**EXERCISE GOAL**
Below are the records; collect from them each line containing the string "MAIS".

**MATERIAL TO PROCESS**

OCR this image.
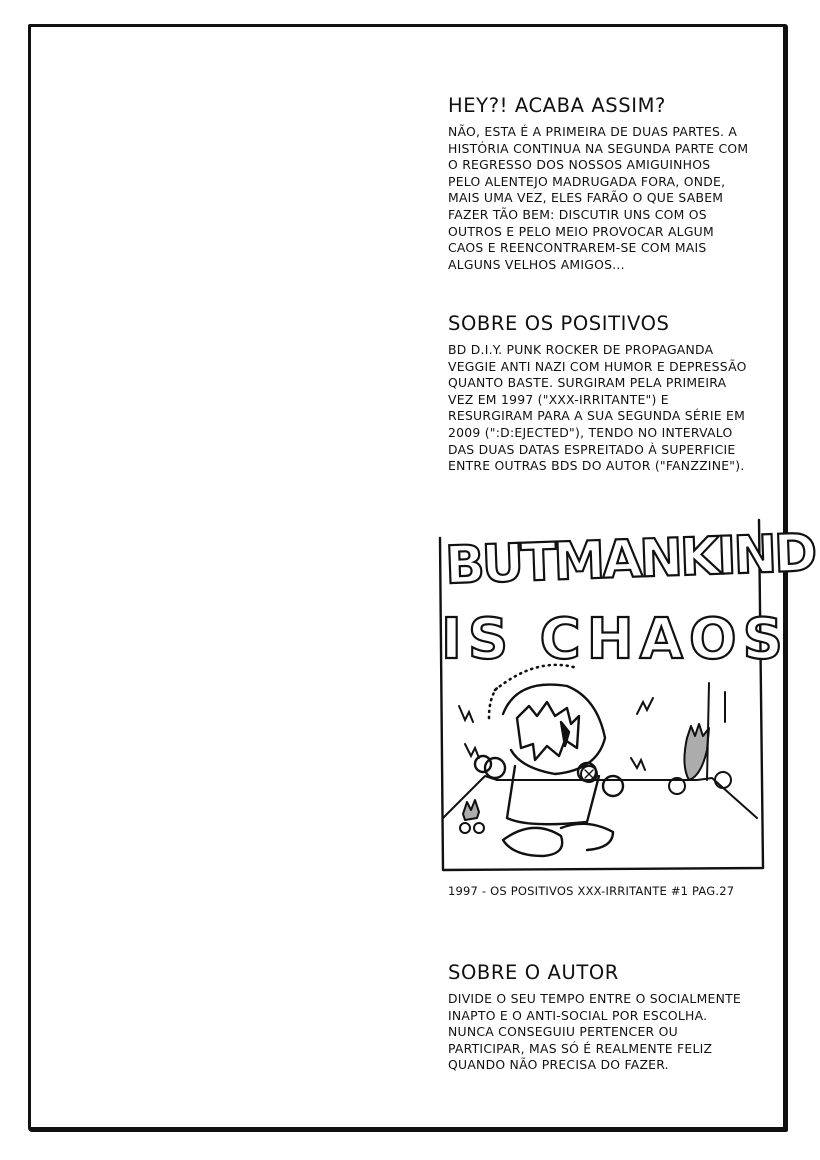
HEY?! ACABA ASSIM?

NÃO, ESTA É A PRIMEIRA DE DUAS PARTES. A
HISTÓRIA CONTINUA NA SEGUNDA PARTE COM
O REGRESSO DOS NOSSOS AMIGUINHOS
PELO ALENTEJO MADRUGADA FORA, ONDE,
MAIS UMA VEZ, ELES FARÃO O QUE SABEM
FAZER TÃO BEM: DISCUTIR UNS COM OS
OUTROS E PELO MEIO PROVOCAR ALGUM
CAOS E REENCONTRAREM-SE COM MAIS
ALGUNS VELHOS AMIGOS...

SOBRE OS POSITIVOS

BD D.I.Y. PUNK ROCKER DE PROPAGANDA
VEGGIE ANTI NAZI COM HUMOR E DEPRESSÃO
QUANTO BASTE. SURGIRAM PELA PRIMEIRA
VEZ EM 1997 ("XXX-IRRITANTE") E
RESURGIRAM PARA A SUA SEGUNDA SÉRIE EM
2009 (":D:EJECTED"), TENDO NO INTERVALO
DAS DUAS DATAS ESPREITADO À SUPERFICIE
ENTRE OUTRAS BDS DO AUTOR ("FANZZINE").

BUTMANKIND
IS CHAOS
1997 - OS POSITIVOS XXX-IRRITANTE #1 PAG.27
SOBRE O AUTOR

DIVIDE O SEU TEMPO ENTRE O SOCIALMENTE
INAPTO E O ANTI-SOCIAL POR ESCOLHA.
NUNCA CONSEGUIU PERTENCER OU
PARTICIPAR, MAS SÓ É REALMENTE FELIZ
QUANDO NÃO PRECISA DO FAZER.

**RESPONSE**
MAIS UMA VEZ, ELES FARÃO O QUE SABEM
CAOS E REENCONTRAREM-SE COM MAIS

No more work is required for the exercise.